Exercise details: Extract all of the data and reproduce it precisely.

────────────────────

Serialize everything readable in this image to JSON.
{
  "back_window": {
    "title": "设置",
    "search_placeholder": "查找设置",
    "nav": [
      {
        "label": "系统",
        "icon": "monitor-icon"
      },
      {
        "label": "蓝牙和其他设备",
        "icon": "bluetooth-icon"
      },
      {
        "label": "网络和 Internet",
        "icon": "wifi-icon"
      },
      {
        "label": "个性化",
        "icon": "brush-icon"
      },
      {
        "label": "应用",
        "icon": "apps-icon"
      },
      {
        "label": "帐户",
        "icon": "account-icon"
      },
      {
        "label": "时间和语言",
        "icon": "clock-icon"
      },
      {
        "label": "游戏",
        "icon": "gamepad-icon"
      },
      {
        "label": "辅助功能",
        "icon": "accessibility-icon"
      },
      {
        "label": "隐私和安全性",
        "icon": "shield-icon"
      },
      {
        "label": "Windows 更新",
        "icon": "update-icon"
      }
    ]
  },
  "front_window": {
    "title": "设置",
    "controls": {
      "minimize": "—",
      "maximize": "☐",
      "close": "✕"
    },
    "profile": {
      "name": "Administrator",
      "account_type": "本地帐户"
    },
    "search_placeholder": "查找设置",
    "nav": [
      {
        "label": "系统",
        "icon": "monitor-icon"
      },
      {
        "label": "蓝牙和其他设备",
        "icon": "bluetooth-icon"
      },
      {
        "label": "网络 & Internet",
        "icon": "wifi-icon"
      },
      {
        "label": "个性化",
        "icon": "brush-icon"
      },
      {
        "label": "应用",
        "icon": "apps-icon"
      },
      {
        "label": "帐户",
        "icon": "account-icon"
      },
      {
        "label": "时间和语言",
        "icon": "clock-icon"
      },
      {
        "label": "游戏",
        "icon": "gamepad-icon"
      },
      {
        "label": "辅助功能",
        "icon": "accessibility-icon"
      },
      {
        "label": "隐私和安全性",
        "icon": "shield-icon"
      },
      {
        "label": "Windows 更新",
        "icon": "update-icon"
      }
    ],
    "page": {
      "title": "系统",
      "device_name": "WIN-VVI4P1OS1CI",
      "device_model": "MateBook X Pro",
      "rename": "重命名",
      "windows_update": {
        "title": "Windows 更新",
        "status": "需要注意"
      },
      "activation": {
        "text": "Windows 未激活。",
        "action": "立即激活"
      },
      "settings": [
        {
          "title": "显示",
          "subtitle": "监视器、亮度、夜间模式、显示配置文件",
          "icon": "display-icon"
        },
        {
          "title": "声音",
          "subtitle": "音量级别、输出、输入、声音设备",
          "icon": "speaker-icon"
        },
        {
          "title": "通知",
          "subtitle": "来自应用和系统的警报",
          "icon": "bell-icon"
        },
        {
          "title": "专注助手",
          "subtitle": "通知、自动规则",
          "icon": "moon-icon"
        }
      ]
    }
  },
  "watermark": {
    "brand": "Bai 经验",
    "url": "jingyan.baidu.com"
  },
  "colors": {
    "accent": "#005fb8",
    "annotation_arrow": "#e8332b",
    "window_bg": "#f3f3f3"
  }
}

────────────────────

Reply:
Serialize everything readable in this image to JSON.
{
  "back_window": {
    "title": "设置",
    "search_placeholder": "查找设置",
    "nav": [
      {
        "label": "系统",
        "icon": "monitor-icon"
      },
      {
        "label": "蓝牙和其他设备",
        "icon": "bluetooth-icon"
      },
      {
        "label": "网络和 Internet",
        "icon": "wifi-icon"
      },
      {
        "label": "个性化",
        "icon": "brush-icon"
      },
      {
        "label": "应用",
        "icon": "apps-icon"
      },
      {
        "label": "帐户",
        "icon": "account-icon"
      },
      {
        "label": "时间和语言",
        "icon": "clock-icon"
      },
      {
        "label": "游戏",
        "icon": "gamepad-icon"
      },
      {
        "label": "辅助功能",
        "icon": "accessibility-icon"
      },
      {
        "label": "隐私和安全性",
        "icon": "shield-icon"
      },
      {
        "label": "Windows 更新",
        "icon": "update-icon"
      }
    ]
  },
  "front_window": {
    "title": "设置",
    "controls": {
      "minimize": "—",
      "maximize": "☐",
      "close": "✕"
    },
    "profile": {
      "name": "Administrator",
      "account_type": "本地帐户"
    },
    "search_placeholder": "查找设置",
    "nav": [
      {
        "label": "系统",
        "icon": "monitor-icon"
      },
      {
        "label": "蓝牙和其他设备",
        "icon": "bluetooth-icon"
      },
      {
        "label": "网络 & Internet",
        "icon": "wifi-icon"
      },
      {
        "label": "个性化",
        "icon": "brush-icon"
      },
      {
        "label": "应用",
        "icon": "apps-icon"
      },
      {
        "label": "帐户",
        "icon": "account-icon"
      },
      {
        "label": "时间和语言",
        "icon": "clock-icon"
      },
      {
        "label": "游戏",
        "icon": "gamepad-icon"
      },
      {
        "label": "辅助功能",
        "icon": "accessibility-icon"
      },
      {
        "label": "隐私和安全性",
        "icon": "shield-icon"
      },
      {
        "label": "Windows 更新",
        "icon": "update-icon"
      }
    ],
    "page": {
      "title": "系统",
      "device_name": "WIN-VVI4P1OS1CI",
      "device_model": "MateBook X Pro",
      "rename": "重命名",
      "windows_update": {
        "title": "Windows 更新",
        "status": "需要注意"
      },
      "activation": {
        "text": "Windows 未激活。",
        "action": "立即激活"
      },
      "settings": [
        {
          "title": "显示",
          "subtitle": "监视器、亮度、夜间模式、显示配置文件",
          "icon": "display-icon"
        },
        {
          "title": "声音",
          "subtitle": "音量级别、输出、输入、声音设备",
          "icon": "speaker-icon"
        },
        {
          "title": "通知",
          "subtitle": "来自应用和系统的警报",
          "icon": "bell-icon"
        },
        {
          "title": "专注助手",
          "subtitle": "通知、自动规则",
          "icon": "moon-icon"
        }
      ]
    }
  },
  "watermark": {
    "brand": "Bai 经验",
    "url": "jingyan.baidu.com"
  },
  "colors": {
    "accent": "#005fb8",
    "annotation_arrow": "#e8332b",
    "window_bg": "#f3f3f3"
  }
}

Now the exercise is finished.